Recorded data
-=-=-
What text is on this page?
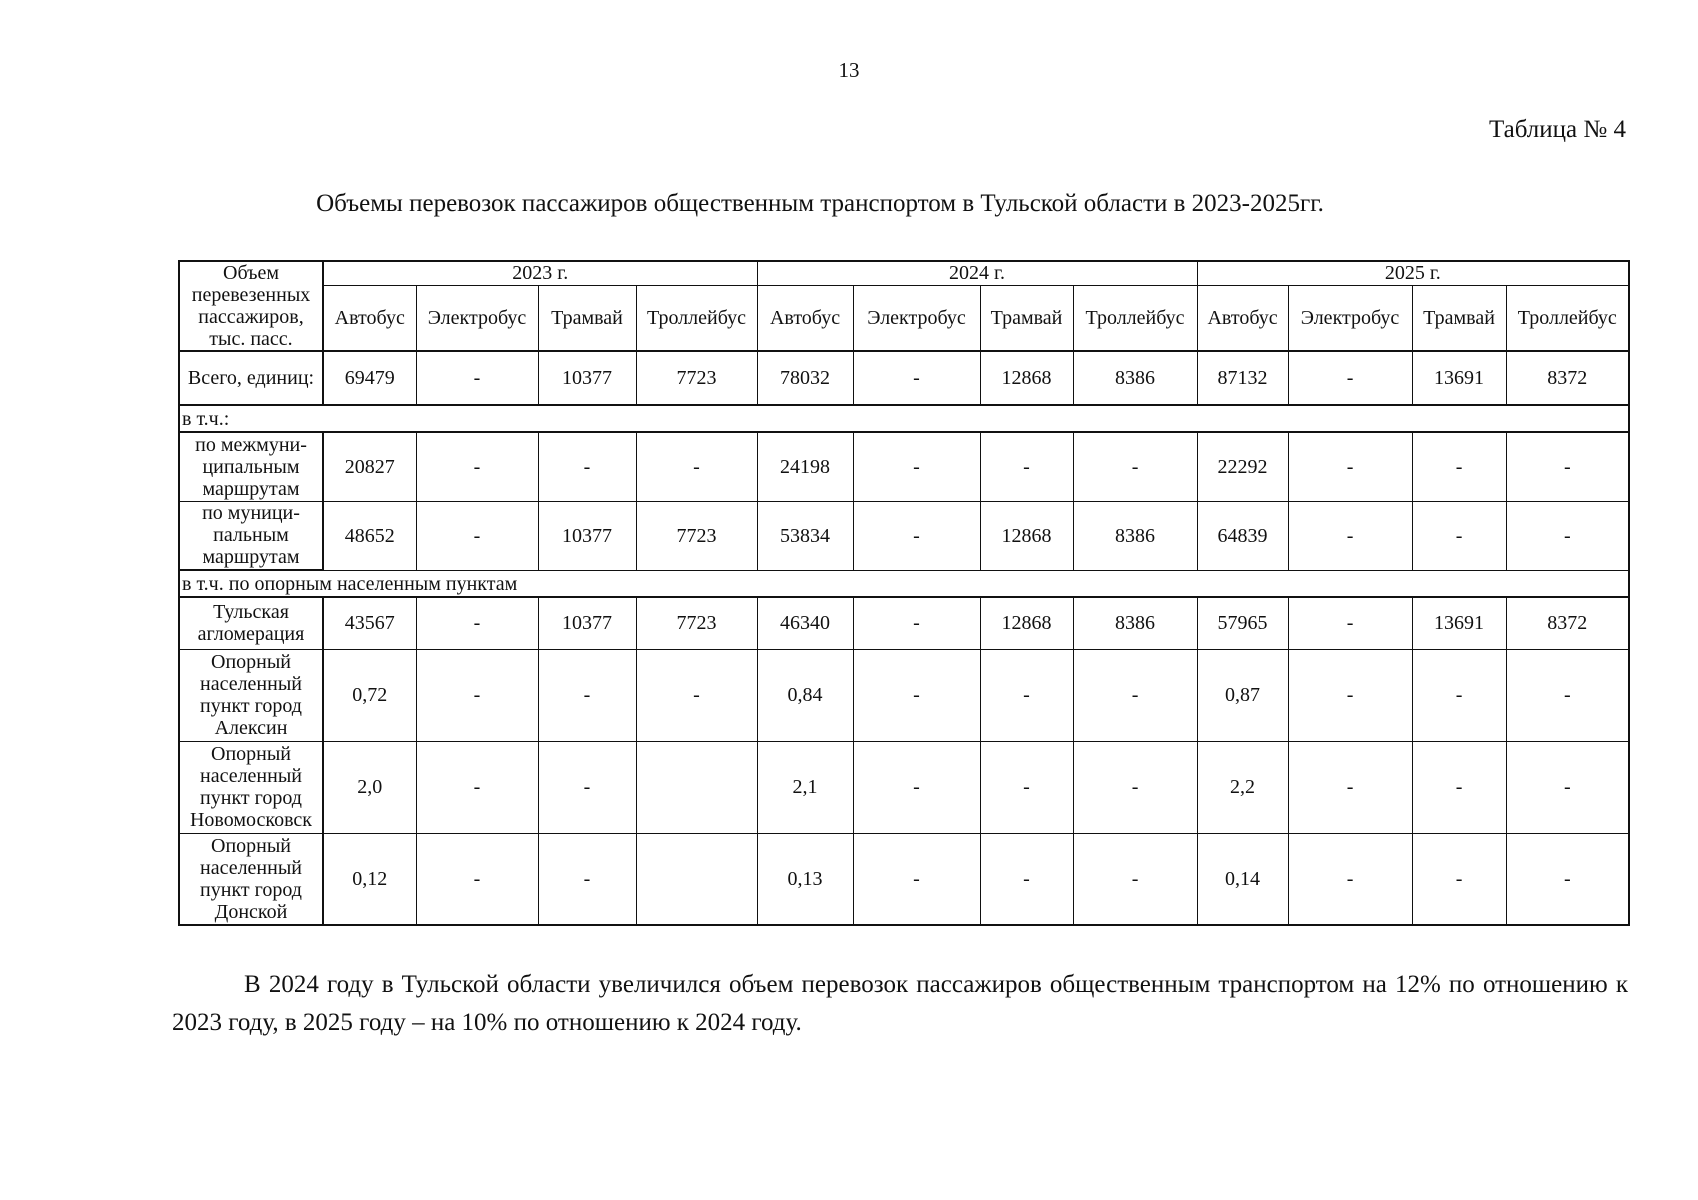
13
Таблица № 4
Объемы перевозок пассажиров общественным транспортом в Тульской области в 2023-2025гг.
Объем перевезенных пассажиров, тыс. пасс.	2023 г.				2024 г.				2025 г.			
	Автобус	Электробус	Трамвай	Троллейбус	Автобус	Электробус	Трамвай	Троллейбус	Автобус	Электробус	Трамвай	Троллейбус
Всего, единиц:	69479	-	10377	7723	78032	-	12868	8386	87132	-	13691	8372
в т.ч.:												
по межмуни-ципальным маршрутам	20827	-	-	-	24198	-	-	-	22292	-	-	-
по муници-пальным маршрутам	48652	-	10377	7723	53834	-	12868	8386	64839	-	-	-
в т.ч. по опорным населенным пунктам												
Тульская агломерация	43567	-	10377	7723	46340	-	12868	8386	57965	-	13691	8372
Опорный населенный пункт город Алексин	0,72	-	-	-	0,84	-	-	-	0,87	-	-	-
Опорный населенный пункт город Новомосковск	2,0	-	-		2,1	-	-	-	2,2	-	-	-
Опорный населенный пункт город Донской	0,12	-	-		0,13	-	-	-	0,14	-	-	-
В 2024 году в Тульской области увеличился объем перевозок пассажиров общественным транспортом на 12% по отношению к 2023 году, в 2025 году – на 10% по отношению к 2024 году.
-=-=-
__What you need to do__:
All records must be output exactly as they are, except for the pictures, which are left out.

__Correct result__:
What text is on this page?
13
Таблица № 4
Объемы перевозок пассажиров общественным транспортом в Тульской области в 2023-2025гг.
Объем перевезенных пассажиров, тыс. пасс.	2023 г.				2024 г.				2025 г.			
	Автобус	Электробус	Трамвай	Троллейбус	Автобус	Электробус	Трамвай	Троллейбус	Автобус	Электробус	Трамвай	Троллейбус
Всего, единиц:	69479	-	10377	7723	78032	-	12868	8386	87132	-	13691	8372
в т.ч.:												
по межмуни-ципальным маршрутам	20827	-	-	-	24198	-	-	-	22292	-	-	-
по муници-пальным маршрутам	48652	-	10377	7723	53834	-	12868	8386	64839	-	-	-
в т.ч. по опорным населенным пунктам												
Тульская агломерация	43567	-	10377	7723	46340	-	12868	8386	57965	-	13691	8372
Опорный населенный пункт город Алексин	0,72	-	-	-	0,84	-	-	-	0,87	-	-	-
Опорный населенный пункт город Новомосковск	2,0	-	-		2,1	-	-	-	2,2	-	-	-
Опорный населенный пункт город Донской	0,12	-	-		0,13	-	-	-	0,14	-	-	-
В 2024 году в Тульской области увеличился объем перевозок пассажиров общественным транспортом на 12% по отношению к 2023 году, в 2025 году – на 10% по отношению к 2024 году.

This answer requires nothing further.